The exercise: Below are records; extract exactly the lines from the one with "Enumerate this screenshot's" through the final line, including both, but drop the pictures.

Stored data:
━━━━━━━━━━━━━━━━

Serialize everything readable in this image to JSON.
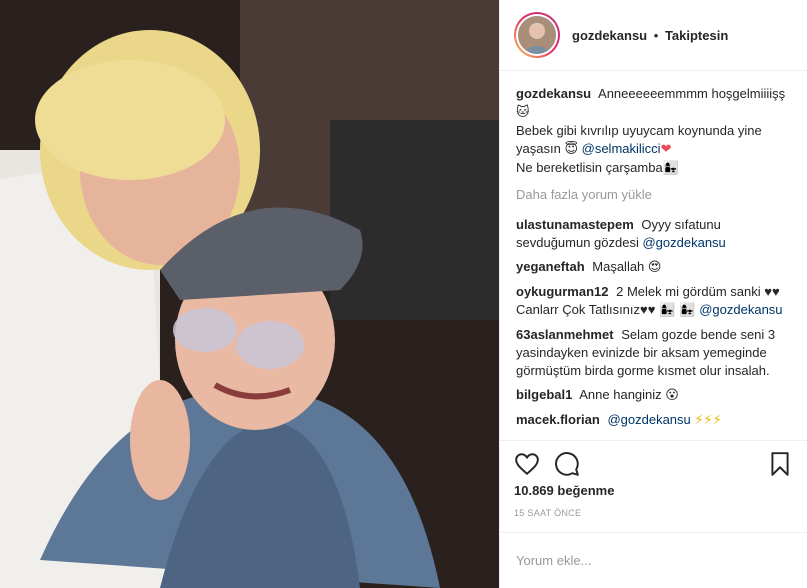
{
  "header": {
    "username": "gozdekansu",
    "separator": "•",
    "follow_label": "Takiptesin"
  },
  "caption": {
    "username": "gozdekansu",
    "line1": "Anneeeeeemmmm hoşgelmiiiişş",
    "emoji1": "🐱",
    "line2": "Bebek gibi kıvrılıp uyuycam koynunda yine yaşasın",
    "emoji2": "😇",
    "mention": "@selmakilicci",
    "emoji3": "❤",
    "line3": "Ne bereketlisin çarşamba",
    "emoji4": "👩‍👧"
  },
  "load_more": "Daha fazla yorum yükle",
  "comments": [
    {
      "user": "ulastunamastepem",
      "text": "Oyyy sıfatunu sevduğumun gözdesi",
      "mention": "@gozdekansu",
      "emoji": ""
    },
    {
      "user": "yeganeftah",
      "text": "Maşallah",
      "mention": "",
      "emoji": "😍"
    },
    {
      "user": "oykugurman12",
      "text": "2 Melek mi gördüm sanki ♥♥ Canlarr Çok Tatlısınız♥♥",
      "mention": "@gozdekansu",
      "emoji": "👩‍👧 👩‍👧"
    },
    {
      "user": "63aslanmehmet",
      "text": "Selam gozde bende seni 3 yasindayken evinizde bir aksam yemeginde görmüştüm birda gorme kısmet olur insalah.",
      "mention": "",
      "emoji": ""
    },
    {
      "user": "bilgebal1",
      "text": "Anne hanginiz",
      "mention": "",
      "emoji": "😮"
    },
    {
      "user": "macek.florian",
      "text": "",
      "mention": "@gozdekansu",
      "emoji": "⚡⚡⚡"
    }
  ],
  "likes": "10.869 beğenme",
  "timestamp": "15 SAAT ÖNCE",
  "add_comment_placeholder": "Yorum ekle...",
  "icons": {
    "like": "heart-icon",
    "comment": "comment-bubble-icon",
    "save": "bookmark-icon"
  }
}
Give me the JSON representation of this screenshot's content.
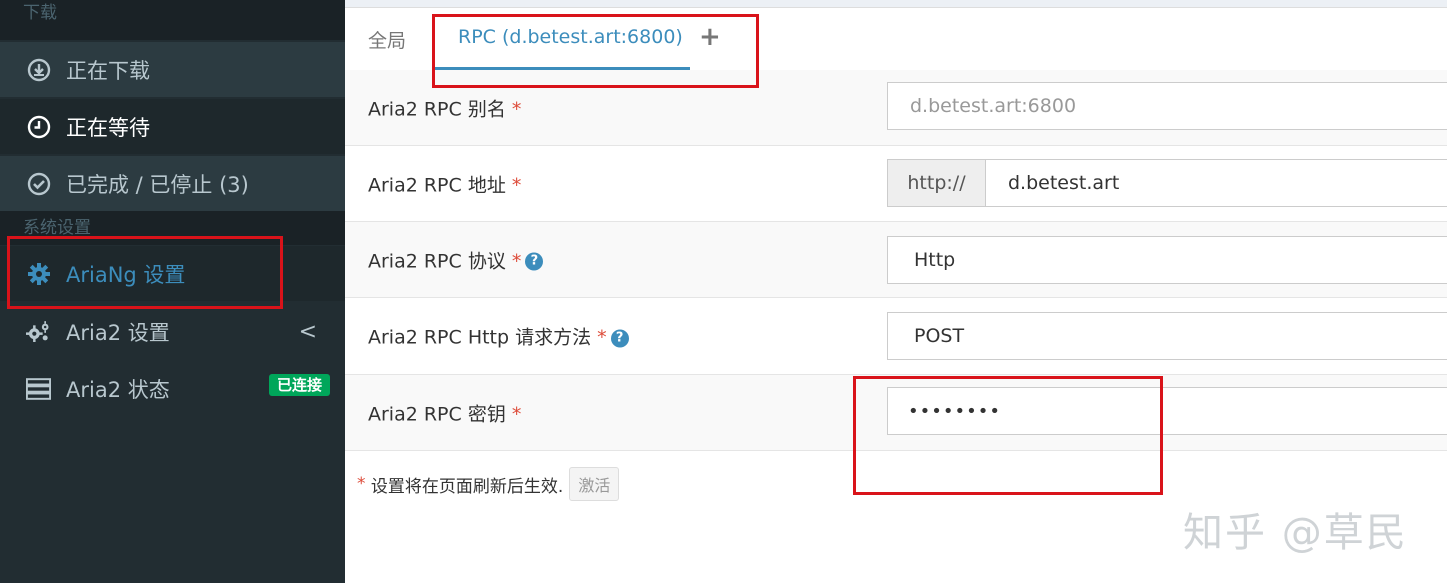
{
  "sidebar": {
    "header_download": "下载",
    "items": [
      {
        "label": "正在下载",
        "icon": "download-circle-icon"
      },
      {
        "label": "正在等待",
        "icon": "clock-icon"
      },
      {
        "label": "已完成 / 已停止 (3)",
        "icon": "check-circle-icon"
      }
    ],
    "header_settings": "系统设置",
    "settings": [
      {
        "label": "AriaNg 设置",
        "icon": "gear-icon"
      },
      {
        "label": "Aria2 设置",
        "icon": "gears-icon",
        "chevron": "<"
      },
      {
        "label": "Aria2 状态",
        "icon": "server-icon",
        "badge": "已连接"
      }
    ]
  },
  "tabs": {
    "global": "全局",
    "rpc": "RPC (d.betest.art:6800)",
    "add": "+"
  },
  "form": {
    "alias_label": "Aria2 RPC 别名",
    "alias_placeholder": "d.betest.art:6800",
    "address_label": "Aria2 RPC 地址",
    "address_prefix": "http://",
    "address_value": "d.betest.art",
    "protocol_label": "Aria2 RPC 协议",
    "protocol_value": "Http",
    "method_label": "Aria2 RPC Http 请求方法",
    "method_value": "POST",
    "secret_label": "Aria2 RPC 密钥",
    "secret_value": "••••••••",
    "required_mark": "*",
    "help_mark": "?"
  },
  "footer": {
    "note": "设置将在页面刷新后生效.",
    "activate_button": "激活"
  },
  "watermark": "知乎 @草民",
  "colors": {
    "sidebar_bg": "#222d32",
    "accent": "#3c8dbc",
    "badge_green": "#00a65a",
    "highlight_red": "#d9131a",
    "required_red": "#dd4b39"
  }
}
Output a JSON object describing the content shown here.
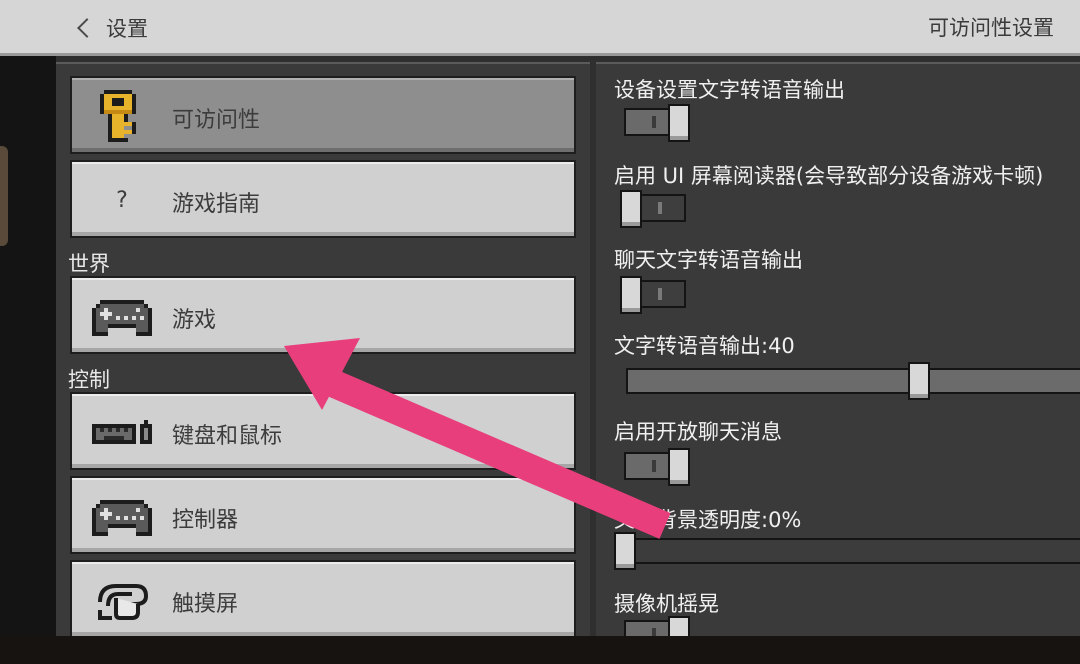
{
  "header": {
    "back_label": "设置",
    "title": "可访问性设置"
  },
  "left_panel": {
    "items_top": [
      {
        "label": "可访问性",
        "icon": "key-icon",
        "active": true
      },
      {
        "label": "游戏指南",
        "icon": "question-icon",
        "active": false
      }
    ],
    "sections": [
      {
        "title": "世界",
        "items": [
          {
            "label": "游戏",
            "icon": "gamepad-icon"
          }
        ]
      },
      {
        "title": "控制",
        "items": [
          {
            "label": "键盘和鼠标",
            "icon": "keyboard-mouse-icon"
          },
          {
            "label": "控制器",
            "icon": "gamepad-icon"
          },
          {
            "label": "触摸屏",
            "icon": "touch-icon"
          }
        ]
      }
    ],
    "question_glyph": "?"
  },
  "right_panel": {
    "options": [
      {
        "label": "设备设置文字转语音输出",
        "type": "toggle",
        "value": true
      },
      {
        "label": "启用 UI 屏幕阅读器(会导致部分设备游戏卡顿)",
        "type": "toggle",
        "value": false
      },
      {
        "label": "聊天文字转语音输出",
        "type": "toggle",
        "value": false
      },
      {
        "label": "文字转语音输出:40",
        "type": "slider",
        "value": 0.6
      },
      {
        "label": "启用开放聊天消息",
        "type": "toggle",
        "value": true
      },
      {
        "label": "文本背景透明度:0%",
        "type": "slider",
        "value": 0
      },
      {
        "label": "摄像机摇晃",
        "type": "toggle",
        "value": true
      }
    ]
  },
  "annotation": {
    "arrow_color": "#e83e7c"
  },
  "colors": {
    "button_face": "#d0d0d0",
    "button_active": "#8e8e8e",
    "panel_bg": "#3a3a3a",
    "header_bg": "#d6d6d6"
  }
}
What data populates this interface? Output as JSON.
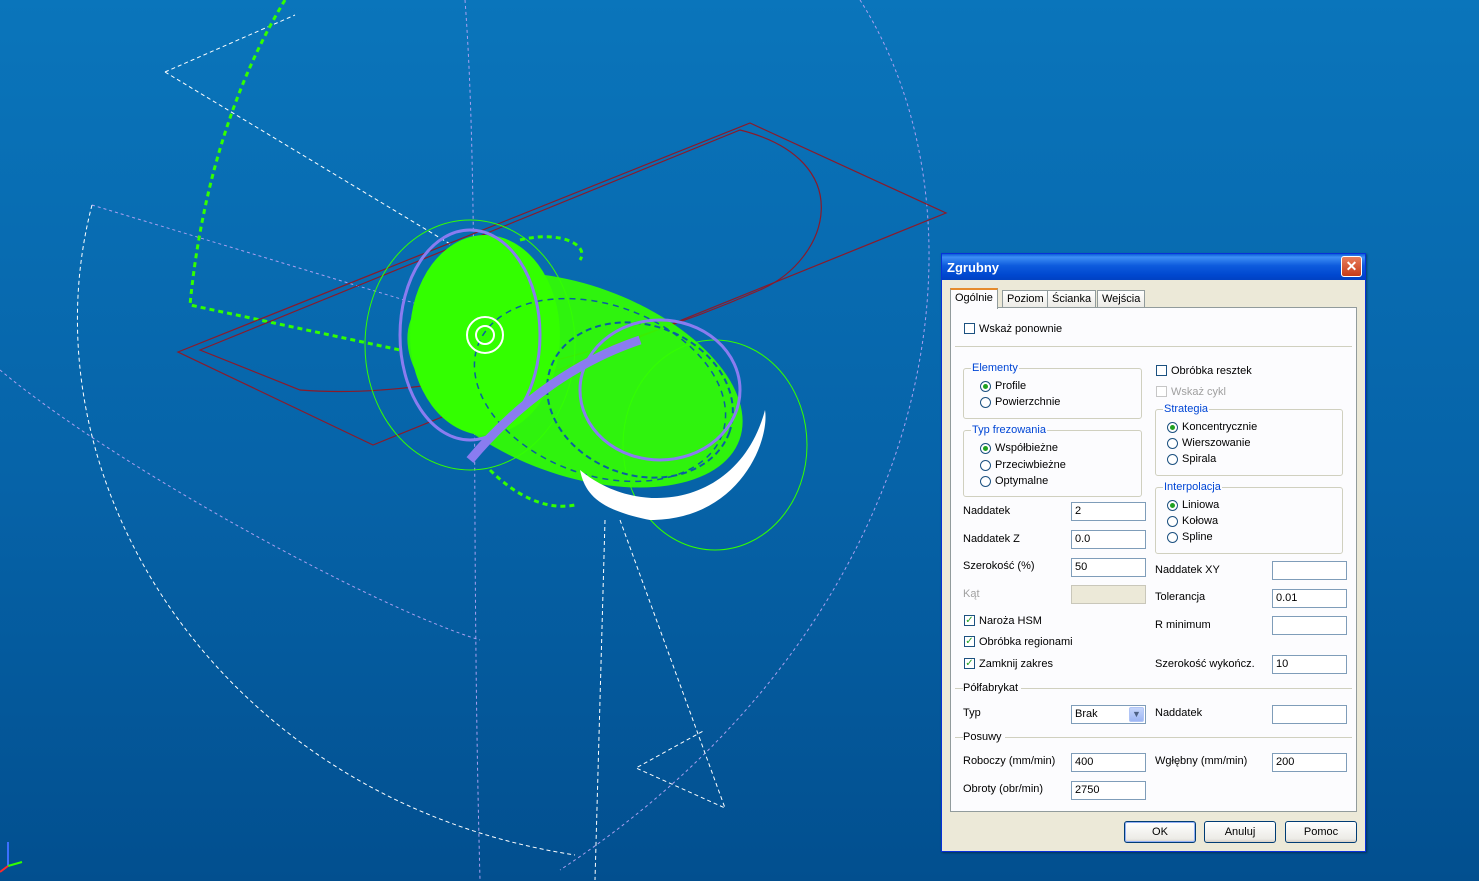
{
  "dialog": {
    "title": "Zgrubny",
    "close_glyph": "✕",
    "tabs": [
      "Ogólnie",
      "Poziom",
      "Ścianka",
      "Wejścia"
    ],
    "active_tab": "Ogólnie",
    "wskaz_ponownie": {
      "label": "Wskaż ponownie",
      "checked": false
    },
    "elementy": {
      "legend": "Elementy",
      "options": [
        "Profile",
        "Powierzchnie"
      ],
      "selected": "Profile"
    },
    "typ_frezowania": {
      "legend": "Typ frezowania",
      "options": [
        "Współbieżne",
        "Przeciwbieżne",
        "Optymalne"
      ],
      "selected": "Współbieżne"
    },
    "obrobka_resztek": {
      "label": "Obróbka resztek",
      "checked": false
    },
    "wskaz_cykl": {
      "label": "Wskaż cykl",
      "checked": false,
      "disabled": true
    },
    "strategia": {
      "legend": "Strategia",
      "options": [
        "Koncentrycznie",
        "Wierszowanie",
        "Spirala"
      ],
      "selected": "Koncentrycznie"
    },
    "interpolacja": {
      "legend": "Interpolacja",
      "options": [
        "Liniowa",
        "Kołowa",
        "Spline"
      ],
      "selected": "Liniowa"
    },
    "fields_left": {
      "naddatek": {
        "label": "Naddatek",
        "value": "2"
      },
      "naddatek_z": {
        "label": "Naddatek Z",
        "value": "0.0"
      },
      "szerokosc": {
        "label": "Szerokość (%)",
        "value": "50"
      },
      "kat": {
        "label": "Kąt",
        "value": ""
      }
    },
    "fields_right": {
      "naddatek_xy": {
        "label": "Naddatek XY",
        "value": ""
      },
      "tolerancja": {
        "label": "Tolerancja",
        "value": "0.01"
      },
      "r_minimum": {
        "label": "R minimum",
        "value": ""
      },
      "szerokosc_wykoncz": {
        "label": "Szerokość wykończ.",
        "value": "10"
      }
    },
    "checks": {
      "naroza_hsm": {
        "label": "Naroża HSM",
        "checked": true
      },
      "obrobka_regionami": {
        "label": "Obróbka regionami",
        "checked": true
      },
      "zamknij_zakres": {
        "label": "Zamknij zakres",
        "checked": true
      }
    },
    "polfabrykat": {
      "section": "Półfabrykat",
      "typ_label": "Typ",
      "typ_value": "Brak",
      "naddatek_label": "Naddatek",
      "naddatek_value": ""
    },
    "posuwy": {
      "section": "Posuwy",
      "roboczy_label": "Roboczy (mm/min)",
      "roboczy_value": "400",
      "wglebny_label": "Wgłębny (mm/min)",
      "wglebny_value": "200",
      "obroty_label": "Obroty (obr/min)",
      "obroty_value": "2750"
    },
    "buttons": {
      "ok": "OK",
      "cancel": "Anuluj",
      "help": "Pomoc"
    }
  },
  "colors": {
    "toolpath_green": "#33ff00",
    "toolpath_purple": "#8a7cf0",
    "outline_red": "#8b1a2a",
    "helper_white": "#ffffff",
    "helper_lavender": "#a9a0f0",
    "background_blue": "#0663a8"
  },
  "icons": {
    "axis_triad": "axis-triad-icon",
    "check_mark": "✓",
    "dropdown": "▼"
  }
}
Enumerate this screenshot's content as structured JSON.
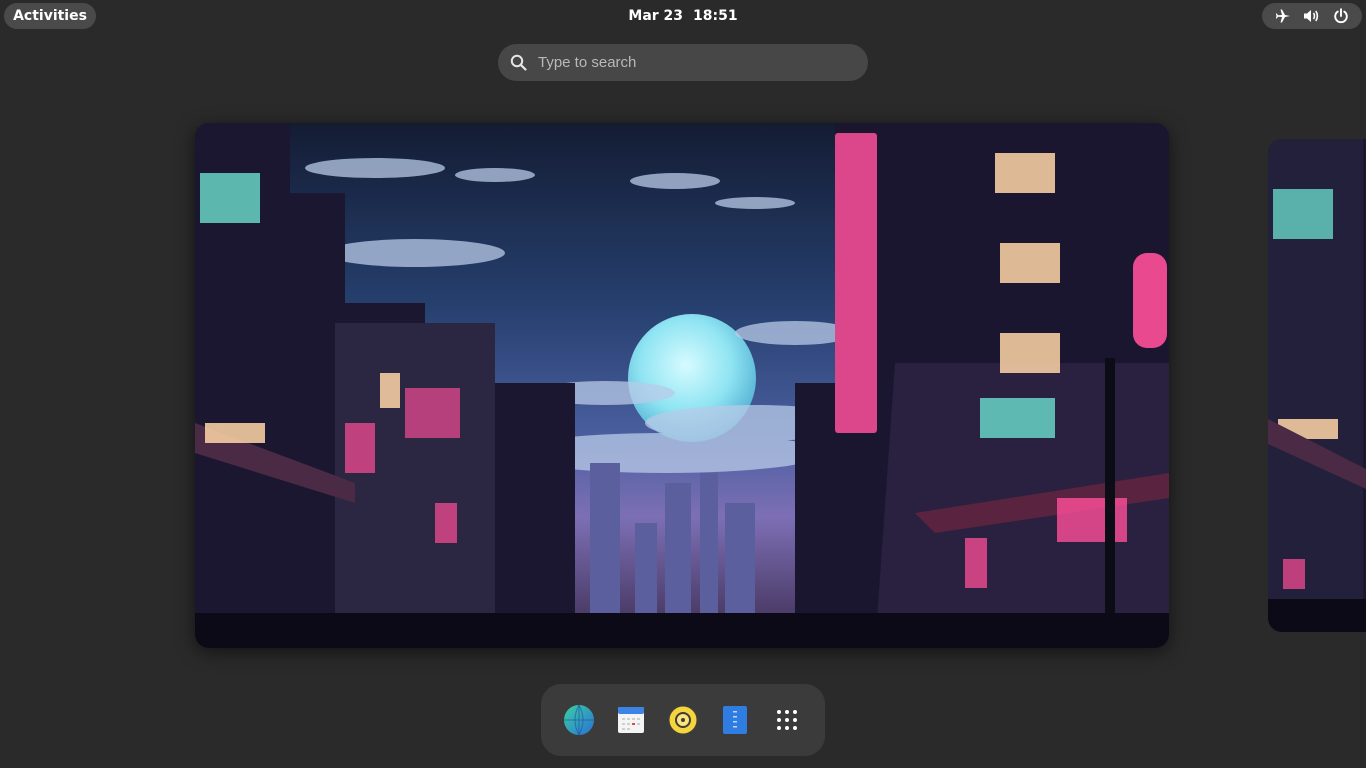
{
  "topbar": {
    "activities_label": "Activities",
    "date": "Mar 23",
    "time": "18:51",
    "tray_icons": [
      "airplane-mode-icon",
      "volume-icon",
      "power-icon"
    ]
  },
  "search": {
    "placeholder": "Type to search",
    "value": ""
  },
  "workspaces": [
    {
      "name": "workspace-1",
      "wallpaper": "neon-city-night"
    },
    {
      "name": "workspace-2",
      "wallpaper": "neon-city-night"
    }
  ],
  "dock": {
    "items": [
      {
        "icon": "web-browser-icon"
      },
      {
        "icon": "calendar-icon"
      },
      {
        "icon": "music-player-icon"
      },
      {
        "icon": "text-editor-icon"
      },
      {
        "icon": "app-grid-icon"
      }
    ]
  },
  "colors": {
    "background": "#2a2a2a",
    "pill": "#4a4a4a",
    "search_bg": "#474747",
    "dock_bg": "#3b3b3b",
    "neon_pink": "#ff4f9a",
    "moon": "#8fe8f5"
  }
}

━━━━━━━━━━━━━━━━

Finished task:
Enumerate this screenshot's content as structured JSON.
{
  "topbar": {
    "activities_label": "Activities",
    "date": "Mar 23",
    "time": "18:51",
    "tray_icons": [
      "airplane-mode-icon",
      "volume-icon",
      "power-icon"
    ]
  },
  "search": {
    "placeholder": "Type to search",
    "value": ""
  },
  "workspaces": [
    {
      "name": "workspace-1",
      "wallpaper": "neon-city-night"
    },
    {
      "name": "workspace-2",
      "wallpaper": "neon-city-night"
    }
  ],
  "dock": {
    "items": [
      {
        "icon": "web-browser-icon"
      },
      {
        "icon": "calendar-icon"
      },
      {
        "icon": "music-player-icon"
      },
      {
        "icon": "text-editor-icon"
      },
      {
        "icon": "app-grid-icon"
      }
    ]
  },
  "colors": {
    "background": "#2a2a2a",
    "pill": "#4a4a4a",
    "search_bg": "#474747",
    "dock_bg": "#3b3b3b",
    "neon_pink": "#ff4f9a",
    "moon": "#8fe8f5"
  }
}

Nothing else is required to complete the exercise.